**Challenge**
Can you transcribe every entry word for word, skipping the images?

**Data entries**
— Start —

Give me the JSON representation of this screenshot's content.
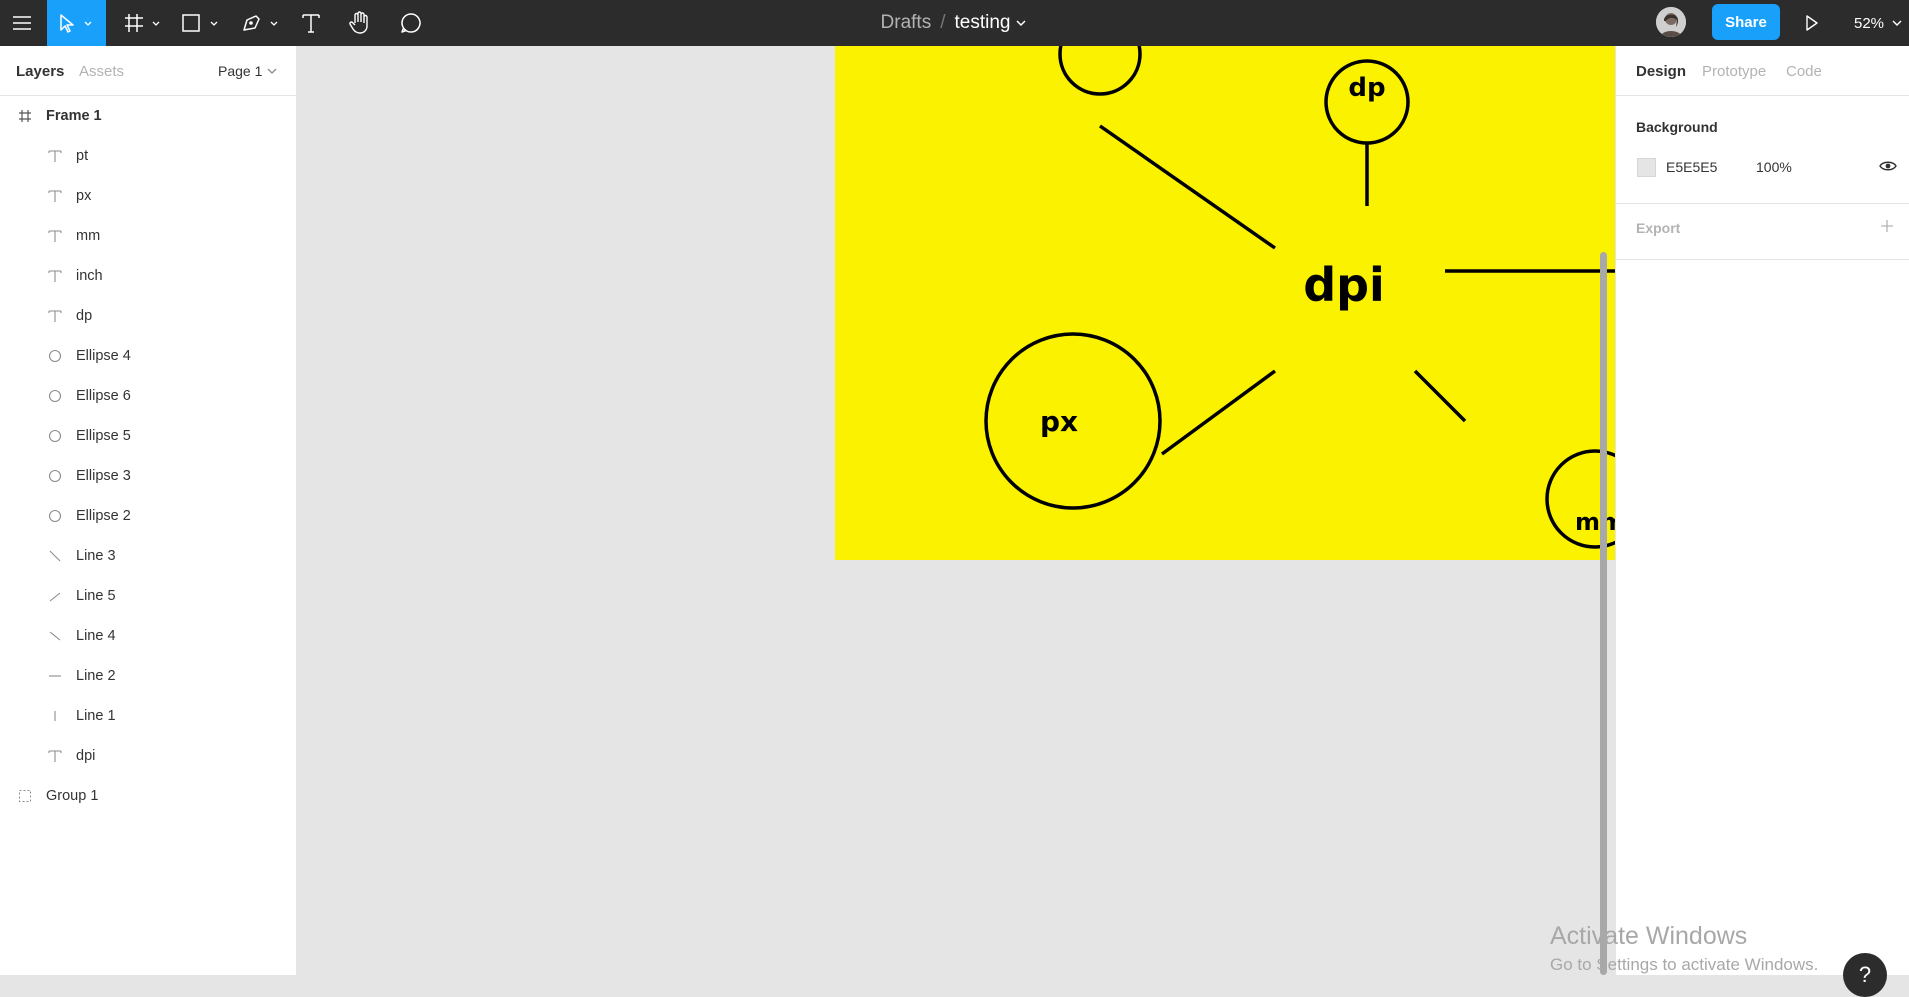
{
  "toolbar": {
    "breadcrumb_folder": "Drafts",
    "breadcrumb_separator": "/",
    "file_name": "testing",
    "share_label": "Share",
    "zoom_label": "52%",
    "icons": [
      "menu-icon",
      "move-tool-icon",
      "frame-tool-icon",
      "shape-tool-icon",
      "pen-tool-icon",
      "text-tool-icon",
      "hand-tool-icon",
      "comment-tool-icon",
      "present-icon"
    ]
  },
  "left_panel": {
    "tabs": [
      "Layers",
      "Assets"
    ],
    "page_selector": "Page 1",
    "layers": [
      {
        "label": "Frame 1",
        "icon": "frame-icon"
      },
      {
        "label": "pt",
        "icon": "text-icon"
      },
      {
        "label": "px",
        "icon": "text-icon"
      },
      {
        "label": "mm",
        "icon": "text-icon"
      },
      {
        "label": "inch",
        "icon": "text-icon"
      },
      {
        "label": "dp",
        "icon": "text-icon"
      },
      {
        "label": "Ellipse 4",
        "icon": "ellipse-icon"
      },
      {
        "label": "Ellipse 6",
        "icon": "ellipse-icon"
      },
      {
        "label": "Ellipse 5",
        "icon": "ellipse-icon"
      },
      {
        "label": "Ellipse 3",
        "icon": "ellipse-icon"
      },
      {
        "label": "Ellipse 2",
        "icon": "ellipse-icon"
      },
      {
        "label": "Line 3",
        "icon": "line-icon"
      },
      {
        "label": "Line 5",
        "icon": "line-icon"
      },
      {
        "label": "Line 4",
        "icon": "line-icon"
      },
      {
        "label": "Line 2",
        "icon": "line-icon"
      },
      {
        "label": "Line 1",
        "icon": "line-icon"
      },
      {
        "label": "dpi",
        "icon": "text-icon"
      },
      {
        "label": "Group 1",
        "icon": "group-icon"
      }
    ]
  },
  "canvas": {
    "frame_color": "#FBF200",
    "texts": {
      "top": "dp",
      "center": "dpi",
      "left": "px",
      "right": "mm"
    }
  },
  "right_panel": {
    "tabs": [
      "Design",
      "Prototype",
      "Code"
    ],
    "background_title": "Background",
    "background_hex": "E5E5E5",
    "background_opacity": "100%",
    "export_title": "Export"
  },
  "overlay": {
    "watermark_title": "Activate Windows",
    "watermark_sub": "Go to Settings to activate Windows.",
    "help_label": "?"
  },
  "colors": {
    "toolbar_bg": "#2C2C2C",
    "accent": "#18A0FB",
    "canvas_bg": "#E5E5E5"
  }
}
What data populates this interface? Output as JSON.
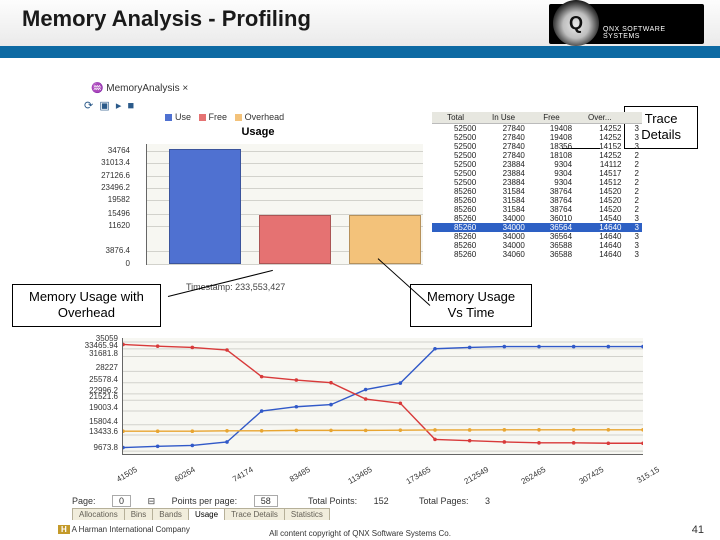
{
  "header": {
    "title": "Memory Analysis - Profiling",
    "brand_sub": "QNX SOFTWARE SYSTEMS"
  },
  "tab": "MemoryAnalysis ×",
  "legend_usage": [
    {
      "name": "Use",
      "color": "#4f71d1"
    },
    {
      "name": "Free",
      "color": "#e57272"
    },
    {
      "name": "Overhead",
      "color": "#f3c27a"
    }
  ],
  "annotations": {
    "trace": "Trace\nDetails",
    "over": "Memory Usage with\nOverhead",
    "time": "Memory Usage\nVs Time"
  },
  "chart_data": [
    {
      "type": "bar",
      "title": "Usage",
      "categories": [
        "Use",
        "Free",
        "Overhead"
      ],
      "values": [
        35000,
        14500,
        14500
      ],
      "ylim": [
        0,
        37000
      ],
      "yticks": [
        0,
        3876.4,
        11620,
        15496,
        19582,
        23496.2,
        27126.6,
        31013.4,
        34764
      ],
      "x_axis_note": "Timestamp: 233,553,427",
      "colors": [
        "#4f71d1",
        "#e57272",
        "#f3c27a"
      ]
    },
    {
      "type": "table",
      "title": "Trace Details",
      "columns": [
        "Total",
        "In Use",
        "Free",
        "Over..."
      ],
      "rows": [
        [
          52500,
          27840,
          19408,
          14252,
          3
        ],
        [
          52500,
          27840,
          19408,
          14252,
          3
        ],
        [
          52500,
          27840,
          18356,
          14152,
          3
        ],
        [
          52500,
          27840,
          18108,
          14252,
          2
        ],
        [
          52500,
          23884,
          9304,
          14112,
          2
        ],
        [
          52500,
          23884,
          9304,
          14517,
          2
        ],
        [
          52500,
          23884,
          9304,
          14512,
          2
        ],
        [
          85260,
          31584,
          38764,
          14520,
          2
        ],
        [
          85260,
          31584,
          38764,
          14520,
          2
        ],
        [
          85260,
          31584,
          38764,
          14520,
          2
        ],
        [
          85260,
          34000,
          36010,
          14540,
          3
        ],
        [
          85260,
          34000,
          36564,
          14640,
          3
        ],
        [
          85260,
          34000,
          36564,
          14640,
          3
        ],
        [
          85260,
          34000,
          36588,
          14640,
          3
        ],
        [
          85260,
          34060,
          36588,
          14640,
          3
        ]
      ],
      "selected_row": 11
    },
    {
      "type": "line",
      "title": "Memory Usage Vs Time",
      "x": [
        41505,
        60264,
        74174,
        83485,
        113465,
        173465,
        212549,
        262465,
        307425,
        315.15
      ],
      "yticks": [
        9673.8,
        13433.6,
        15804.4,
        19003.4,
        21521.6,
        22996.2,
        25578.4,
        28227,
        31681.8,
        33465.94,
        35059
      ],
      "ylim": [
        9000,
        36000
      ],
      "series": [
        {
          "name": "use",
          "color": "#3159c8",
          "values": [
            10500,
            10800,
            11000,
            11800,
            19000,
            20000,
            20500,
            24000,
            25500,
            33500,
            33800,
            34000,
            34000,
            34000,
            34000,
            34000
          ]
        },
        {
          "name": "free",
          "color": "#d83a3a",
          "values": [
            34500,
            34100,
            33800,
            33200,
            27000,
            26200,
            25600,
            21800,
            20800,
            12400,
            12100,
            11800,
            11600,
            11600,
            11500,
            11500
          ]
        },
        {
          "name": "overhead",
          "color": "#e8a531",
          "values": [
            14300,
            14300,
            14300,
            14400,
            14400,
            14500,
            14500,
            14500,
            14550,
            14600,
            14600,
            14620,
            14640,
            14640,
            14640,
            14640
          ]
        }
      ]
    }
  ],
  "pager": {
    "page_label": "Page:",
    "page": "0",
    "ppp_label": "Points per page:",
    "ppp": "58",
    "total_points_label": "Total Points:",
    "total_points": "152",
    "total_pages_label": "Total Pages:",
    "total_pages": "3"
  },
  "bottom_tabs": [
    "Allocations",
    "Bins",
    "Bands",
    "Usage",
    "Trace Details",
    "Statistics"
  ],
  "bottom_tabs_active": 3,
  "harman": "A Harman International Company",
  "footer": "All content copyright of QNX Software Systems Co.",
  "page_number": "41"
}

— End —

**Solution to this exercise**
Give me the JSON representation of this screenshot's content.
{
  "toolbar": {
    "breadcrumb_folder": "Drafts",
    "breadcrumb_separator": "/",
    "file_name": "testing",
    "share_label": "Share",
    "zoom_label": "52%",
    "icons": [
      "menu-icon",
      "move-tool-icon",
      "frame-tool-icon",
      "shape-tool-icon",
      "pen-tool-icon",
      "text-tool-icon",
      "hand-tool-icon",
      "comment-tool-icon",
      "present-icon"
    ]
  },
  "left_panel": {
    "tabs": [
      "Layers",
      "Assets"
    ],
    "page_selector": "Page 1",
    "layers": [
      {
        "label": "Frame 1",
        "icon": "frame-icon"
      },
      {
        "label": "pt",
        "icon": "text-icon"
      },
      {
        "label": "px",
        "icon": "text-icon"
      },
      {
        "label": "mm",
        "icon": "text-icon"
      },
      {
        "label": "inch",
        "icon": "text-icon"
      },
      {
        "label": "dp",
        "icon": "text-icon"
      },
      {
        "label": "Ellipse 4",
        "icon": "ellipse-icon"
      },
      {
        "label": "Ellipse 6",
        "icon": "ellipse-icon"
      },
      {
        "label": "Ellipse 5",
        "icon": "ellipse-icon"
      },
      {
        "label": "Ellipse 3",
        "icon": "ellipse-icon"
      },
      {
        "label": "Ellipse 2",
        "icon": "ellipse-icon"
      },
      {
        "label": "Line 3",
        "icon": "line-icon"
      },
      {
        "label": "Line 5",
        "icon": "line-icon"
      },
      {
        "label": "Line 4",
        "icon": "line-icon"
      },
      {
        "label": "Line 2",
        "icon": "line-icon"
      },
      {
        "label": "Line 1",
        "icon": "line-icon"
      },
      {
        "label": "dpi",
        "icon": "text-icon"
      },
      {
        "label": "Group 1",
        "icon": "group-icon"
      }
    ]
  },
  "canvas": {
    "frame_color": "#FBF200",
    "texts": {
      "top": "dp",
      "center": "dpi",
      "left": "px",
      "right": "mm"
    }
  },
  "right_panel": {
    "tabs": [
      "Design",
      "Prototype",
      "Code"
    ],
    "background_title": "Background",
    "background_hex": "E5E5E5",
    "background_opacity": "100%",
    "export_title": "Export"
  },
  "overlay": {
    "watermark_title": "Activate Windows",
    "watermark_sub": "Go to Settings to activate Windows.",
    "help_label": "?"
  },
  "colors": {
    "toolbar_bg": "#2C2C2C",
    "accent": "#18A0FB",
    "canvas_bg": "#E5E5E5"
  }
}
What data populates this interface? Output as JSON.
{
  "header": {
    "title": "Memory Analysis - Profiling",
    "brand_sub": "QNX SOFTWARE SYSTEMS"
  },
  "tab": "MemoryAnalysis ×",
  "legend_usage": [
    {
      "name": "Use",
      "color": "#4f71d1"
    },
    {
      "name": "Free",
      "color": "#e57272"
    },
    {
      "name": "Overhead",
      "color": "#f3c27a"
    }
  ],
  "annotations": {
    "trace": "Trace\nDetails",
    "over": "Memory Usage with\nOverhead",
    "time": "Memory Usage\nVs Time"
  },
  "chart_data": [
    {
      "type": "bar",
      "title": "Usage",
      "categories": [
        "Use",
        "Free",
        "Overhead"
      ],
      "values": [
        35000,
        14500,
        14500
      ],
      "ylim": [
        0,
        37000
      ],
      "yticks": [
        0,
        3876.4,
        11620,
        15496,
        19582,
        23496.2,
        27126.6,
        31013.4,
        34764
      ],
      "x_axis_note": "Timestamp: 233,553,427",
      "colors": [
        "#4f71d1",
        "#e57272",
        "#f3c27a"
      ]
    },
    {
      "type": "table",
      "title": "Trace Details",
      "columns": [
        "Total",
        "In Use",
        "Free",
        "Over..."
      ],
      "rows": [
        [
          52500,
          27840,
          19408,
          14252,
          3
        ],
        [
          52500,
          27840,
          19408,
          14252,
          3
        ],
        [
          52500,
          27840,
          18356,
          14152,
          3
        ],
        [
          52500,
          27840,
          18108,
          14252,
          2
        ],
        [
          52500,
          23884,
          9304,
          14112,
          2
        ],
        [
          52500,
          23884,
          9304,
          14517,
          2
        ],
        [
          52500,
          23884,
          9304,
          14512,
          2
        ],
        [
          85260,
          31584,
          38764,
          14520,
          2
        ],
        [
          85260,
          31584,
          38764,
          14520,
          2
        ],
        [
          85260,
          31584,
          38764,
          14520,
          2
        ],
        [
          85260,
          34000,
          36010,
          14540,
          3
        ],
        [
          85260,
          34000,
          36564,
          14640,
          3
        ],
        [
          85260,
          34000,
          36564,
          14640,
          3
        ],
        [
          85260,
          34000,
          36588,
          14640,
          3
        ],
        [
          85260,
          34060,
          36588,
          14640,
          3
        ]
      ],
      "selected_row": 11
    },
    {
      "type": "line",
      "title": "Memory Usage Vs Time",
      "x": [
        41505,
        60264,
        74174,
        83485,
        113465,
        173465,
        212549,
        262465,
        307425,
        315.15
      ],
      "yticks": [
        9673.8,
        13433.6,
        15804.4,
        19003.4,
        21521.6,
        22996.2,
        25578.4,
        28227,
        31681.8,
        33465.94,
        35059
      ],
      "ylim": [
        9000,
        36000
      ],
      "series": [
        {
          "name": "use",
          "color": "#3159c8",
          "values": [
            10500,
            10800,
            11000,
            11800,
            19000,
            20000,
            20500,
            24000,
            25500,
            33500,
            33800,
            34000,
            34000,
            34000,
            34000,
            34000
          ]
        },
        {
          "name": "free",
          "color": "#d83a3a",
          "values": [
            34500,
            34100,
            33800,
            33200,
            27000,
            26200,
            25600,
            21800,
            20800,
            12400,
            12100,
            11800,
            11600,
            11600,
            11500,
            11500
          ]
        },
        {
          "name": "overhead",
          "color": "#e8a531",
          "values": [
            14300,
            14300,
            14300,
            14400,
            14400,
            14500,
            14500,
            14500,
            14550,
            14600,
            14600,
            14620,
            14640,
            14640,
            14640,
            14640
          ]
        }
      ]
    }
  ],
  "pager": {
    "page_label": "Page:",
    "page": "0",
    "ppp_label": "Points per page:",
    "ppp": "58",
    "total_points_label": "Total Points:",
    "total_points": "152",
    "total_pages_label": "Total Pages:",
    "total_pages": "3"
  },
  "bottom_tabs": [
    "Allocations",
    "Bins",
    "Bands",
    "Usage",
    "Trace Details",
    "Statistics"
  ],
  "bottom_tabs_active": 3,
  "harman": "A Harman International Company",
  "footer": "All content copyright of QNX Software Systems Co.",
  "page_number": "41"
}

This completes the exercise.